**Goal of the exercise**.
Provide only the number of lines in the records below that include "locks".

**Data extract**.
★ ★ ★ ★

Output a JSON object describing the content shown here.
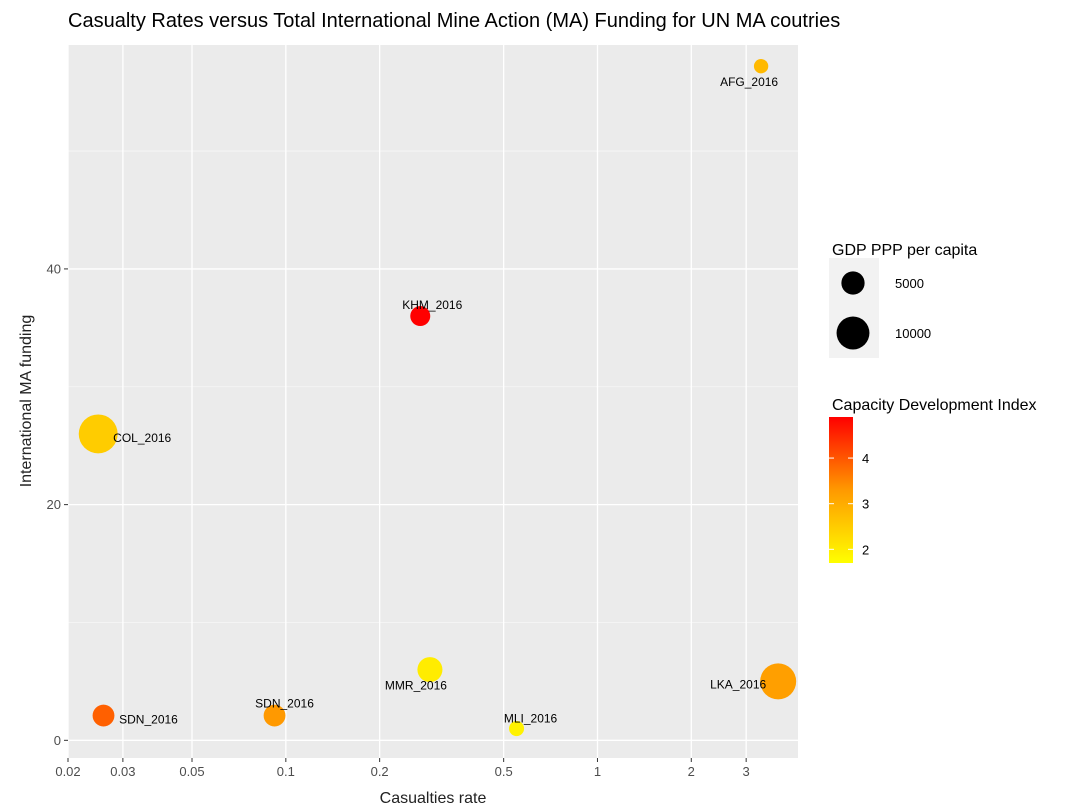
{
  "chart_data": {
    "type": "scatter",
    "title": "Casualty Rates versus Total International Mine Action (MA) Funding for UN MA coutries",
    "xlabel": "Casualties rate",
    "ylabel": "International MA funding",
    "x_scale": "log",
    "xlim": [
      0.02,
      4.4
    ],
    "ylim": [
      -1.5,
      59
    ],
    "x_ticks": [
      {
        "value": 0.02,
        "label": "0.02"
      },
      {
        "value": 0.03,
        "label": "0.03"
      },
      {
        "value": 0.05,
        "label": "0.05"
      },
      {
        "value": 0.1,
        "label": "0.1"
      },
      {
        "value": 0.2,
        "label": "0.2"
      },
      {
        "value": 0.5,
        "label": "0.5"
      },
      {
        "value": 1,
        "label": "1"
      },
      {
        "value": 2,
        "label": "2"
      },
      {
        "value": 3,
        "label": "3"
      }
    ],
    "y_ticks": [
      {
        "value": 0,
        "label": "0"
      },
      {
        "value": 20,
        "label": "20"
      },
      {
        "value": 40,
        "label": "40"
      }
    ],
    "grid": true,
    "points": [
      {
        "label": "AFG_2016",
        "x": 3.35,
        "y": 57.2,
        "gdp": 1900,
        "cdi": 2.8
      },
      {
        "label": "KHM_2016",
        "x": 0.27,
        "y": 36.0,
        "gdp": 3700,
        "cdi": 4.9
      },
      {
        "label": "COL_2016",
        "x": 0.025,
        "y": 26.0,
        "gdp": 14000,
        "cdi": 2.5
      },
      {
        "label": "MMR_2016",
        "x": 0.29,
        "y": 6.0,
        "gdp": 5800,
        "cdi": 2.0
      },
      {
        "label": "LKA_2016",
        "x": 3.8,
        "y": 5.0,
        "gdp": 12000,
        "cdi": 3.2
      },
      {
        "label": "SDN_2016",
        "x": 0.026,
        "y": 2.1,
        "gdp": 4400,
        "cdi": 3.9
      },
      {
        "label": "SDN_2016",
        "x": 0.092,
        "y": 2.1,
        "gdp": 4400,
        "cdi": 3.3
      },
      {
        "label": "MLI_2016",
        "x": 0.55,
        "y": 1.0,
        "gdp": 2100,
        "cdi": 1.9
      }
    ],
    "size_legend": {
      "title": "GDP PPP per capita",
      "entries": [
        {
          "value": 5000,
          "label": "5000"
        },
        {
          "value": 10000,
          "label": "10000"
        }
      ]
    },
    "color_legend": {
      "title": "Capacity Development Index",
      "min": 1.7,
      "max": 4.9,
      "low_color": "#FFFF00",
      "high_color": "#FF0000",
      "ticks": [
        {
          "value": 2,
          "label": "2"
        },
        {
          "value": 3,
          "label": "3"
        },
        {
          "value": 4,
          "label": "4"
        }
      ]
    },
    "panel_color": "#EBEBEB",
    "grid_color": "#FFFFFF"
  }
}
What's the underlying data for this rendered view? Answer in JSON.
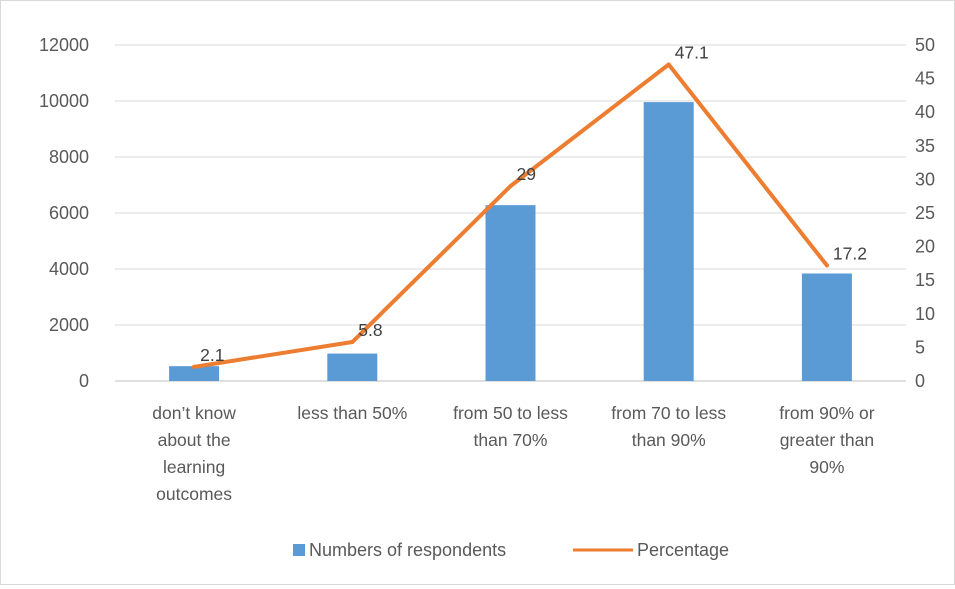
{
  "chart_data": {
    "type": "bar",
    "categories": [
      [
        "don’t know",
        "about the",
        "learning",
        "outcomes"
      ],
      [
        "less than 50%"
      ],
      [
        "from 50 to less",
        "than 70%"
      ],
      [
        "from 70 to less",
        "than 90%"
      ],
      [
        "from 90% or",
        "greater than",
        "90%"
      ]
    ],
    "series": [
      {
        "name": "Numbers of respondents",
        "type": "bar",
        "axis": "left",
        "color": "#5B9BD5",
        "values": [
          530,
          980,
          6280,
          9960,
          3840
        ]
      },
      {
        "name": "Percentage",
        "type": "line",
        "axis": "right",
        "color": "#ED7D31",
        "values": [
          2.1,
          5.8,
          29,
          47.1,
          17.2
        ],
        "data_labels": [
          "2.1",
          "5.8",
          "29",
          "47.1",
          "17.2"
        ]
      }
    ],
    "y_left": {
      "lim": [
        0,
        12000
      ],
      "ticks": [
        "0",
        "2000",
        "4000",
        "6000",
        "8000",
        "10000",
        "12000"
      ]
    },
    "y_right": {
      "lim": [
        0,
        50
      ],
      "ticks": [
        "0",
        "5",
        "10",
        "15",
        "20",
        "25",
        "30",
        "35",
        "40",
        "45",
        "50"
      ]
    },
    "grid": "horizontal",
    "legend_position": "bottom"
  }
}
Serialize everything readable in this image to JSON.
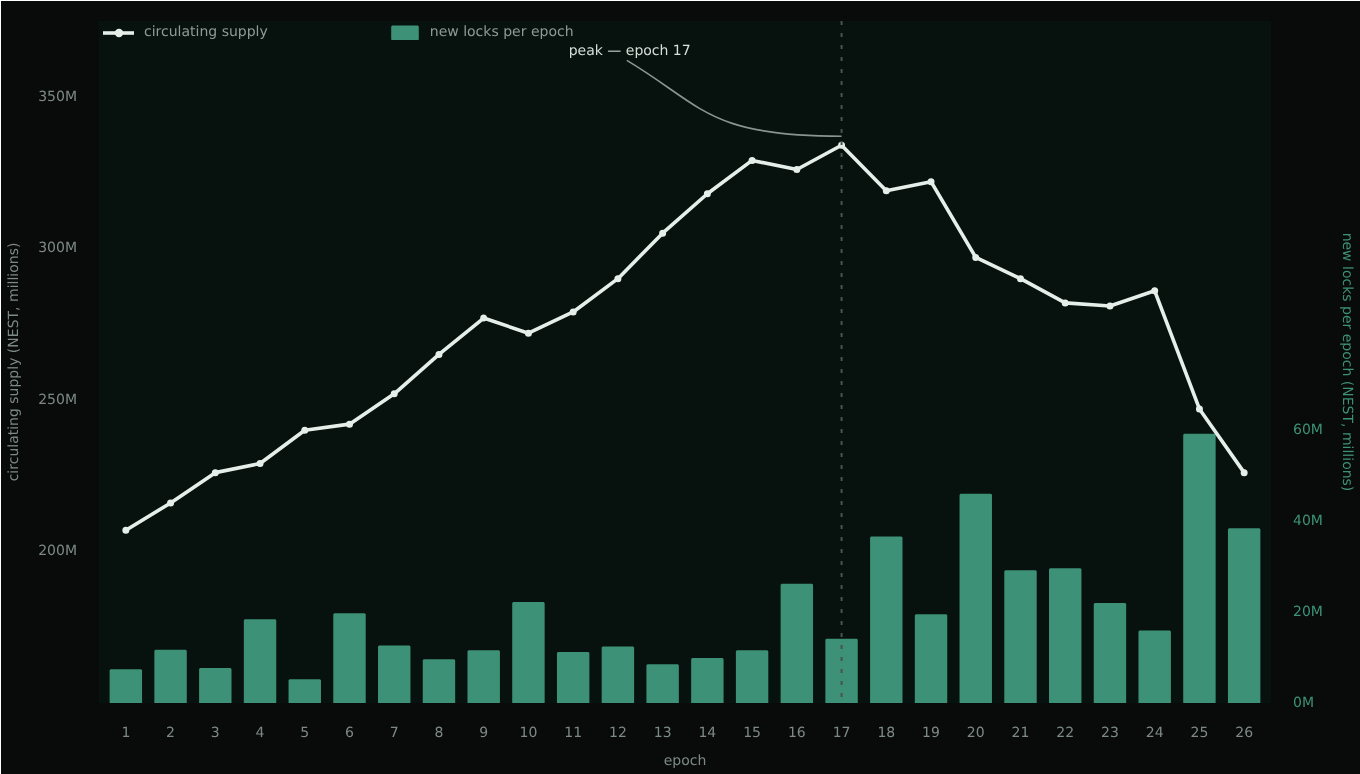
{
  "chart_data": {
    "type": "bar",
    "xlabel": "epoch",
    "ylabel": "circulating supply (NEST, millions)",
    "y2label": "new locks per epoch (NEST, millions)",
    "x": [
      1,
      2,
      3,
      4,
      5,
      6,
      7,
      8,
      9,
      10,
      11,
      12,
      13,
      14,
      15,
      16,
      17,
      18,
      19,
      20,
      21,
      22,
      23,
      24,
      25,
      26
    ],
    "series": [
      {
        "name": "circulating supply",
        "type": "line",
        "color": "#e6eee9",
        "marker": "circle",
        "values": [
          207,
          216,
          226,
          229,
          240,
          242,
          252,
          265,
          277,
          272,
          279,
          290,
          305,
          318,
          329,
          326,
          334,
          319,
          322,
          297,
          290,
          282,
          281,
          286,
          247,
          226
        ]
      },
      {
        "name": "new locks per epoch",
        "axis": "y2",
        "color": "#3d9176",
        "values": [
          7.2,
          11.5,
          7.5,
          18.2,
          5,
          19.5,
          12.4,
          9.4,
          11.4,
          22,
          11,
          12.2,
          8.3,
          9.7,
          11.4,
          26,
          13.9,
          36.4,
          19.3,
          45.8,
          29,
          29.4,
          21.8,
          15.7,
          59,
          38.2
        ]
      }
    ],
    "xlim": [
      0.4,
      26.6
    ],
    "xticks": [
      1,
      2,
      3,
      4,
      5,
      6,
      7,
      8,
      9,
      10,
      11,
      12,
      13,
      14,
      15,
      16,
      17,
      18,
      19,
      20,
      21,
      22,
      23,
      24,
      25,
      26
    ],
    "ylim": [
      150,
      375
    ],
    "yticks": [
      {
        "value": 200,
        "label": "200M"
      },
      {
        "value": 250,
        "label": "250M"
      },
      {
        "value": 300,
        "label": "300M"
      },
      {
        "value": 350,
        "label": "350M"
      }
    ],
    "y2lim": [
      0,
      150
    ],
    "y2ticks": [
      {
        "value": 0,
        "label": "0M"
      },
      {
        "value": 20,
        "label": "20M"
      },
      {
        "value": 40,
        "label": "40M"
      },
      {
        "value": 60,
        "label": "60M"
      }
    ],
    "ref_lines": [
      {
        "axis": "x",
        "value": 17,
        "color": "#4a524e",
        "line_style": "dotted"
      }
    ],
    "annotations": [
      {
        "text": "peak — epoch 17",
        "x": 17,
        "y": 334
      }
    ],
    "legend": "top left",
    "grid": false
  }
}
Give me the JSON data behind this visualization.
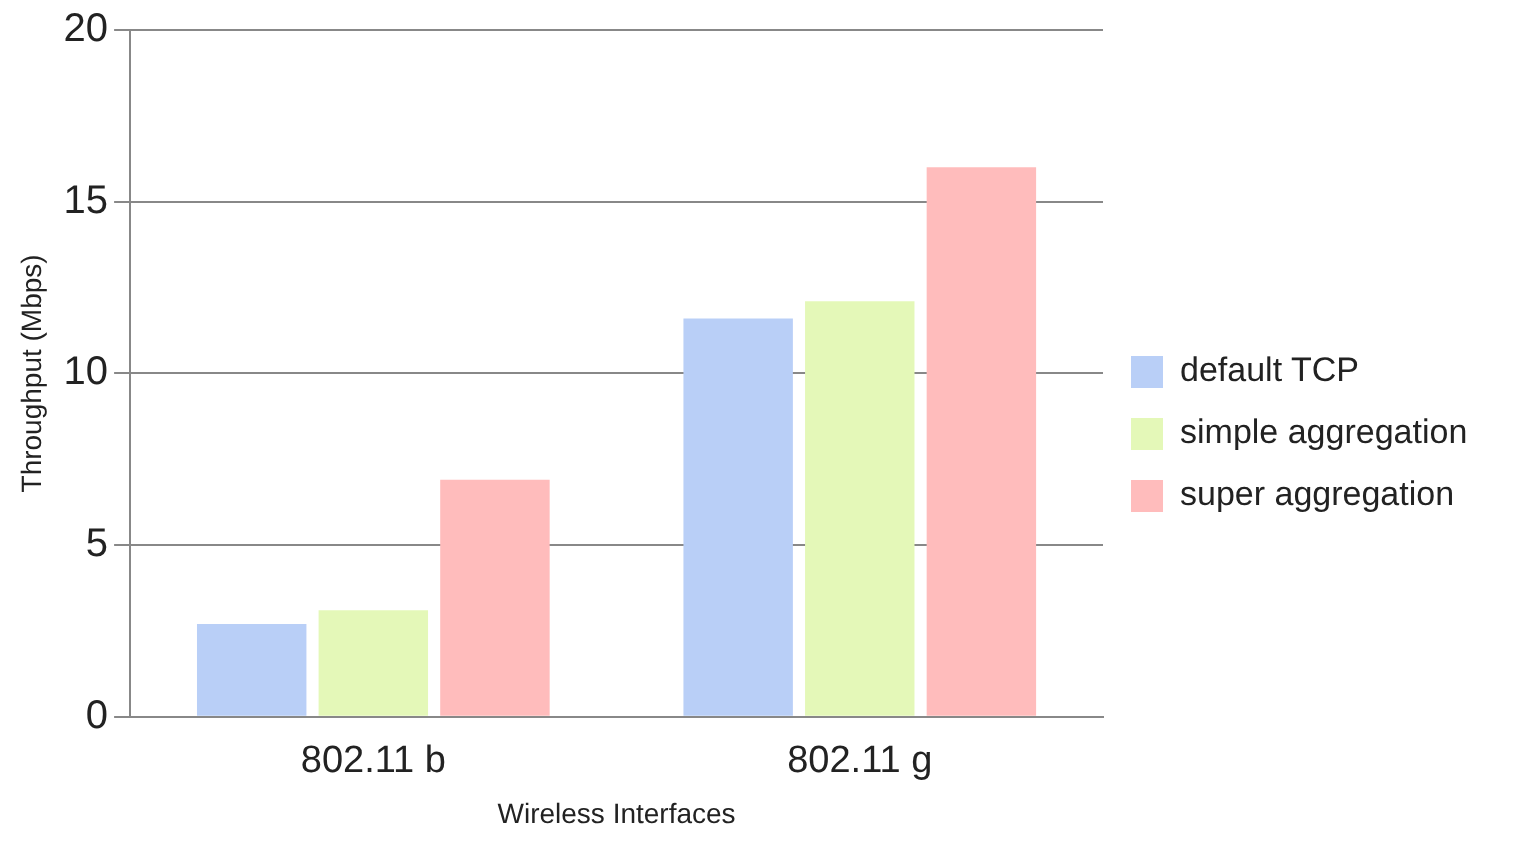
{
  "chart_data": {
    "type": "bar",
    "xlabel": "Wireless Interfaces",
    "ylabel": "Throughput (Mbps)",
    "categories": [
      "802.11 b",
      "802.11 g"
    ],
    "series": [
      {
        "name": "default TCP",
        "color": "#b9cff7",
        "values": [
          2.7,
          11.6
        ]
      },
      {
        "name": "simple aggregation",
        "color": "#e4f8b8",
        "values": [
          3.1,
          12.1
        ]
      },
      {
        "name": "super aggregation",
        "color": "#ffbcbc",
        "values": [
          6.9,
          16.0
        ]
      }
    ],
    "ylim": [
      0,
      20
    ],
    "yticks": [
      0,
      5,
      10,
      15,
      20
    ],
    "grid": "y",
    "legend": "right"
  }
}
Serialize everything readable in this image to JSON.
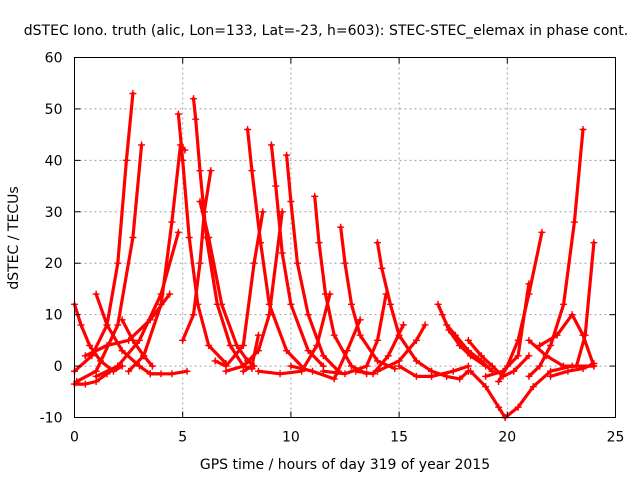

★ ★ ★ ★

**Full answer**.
2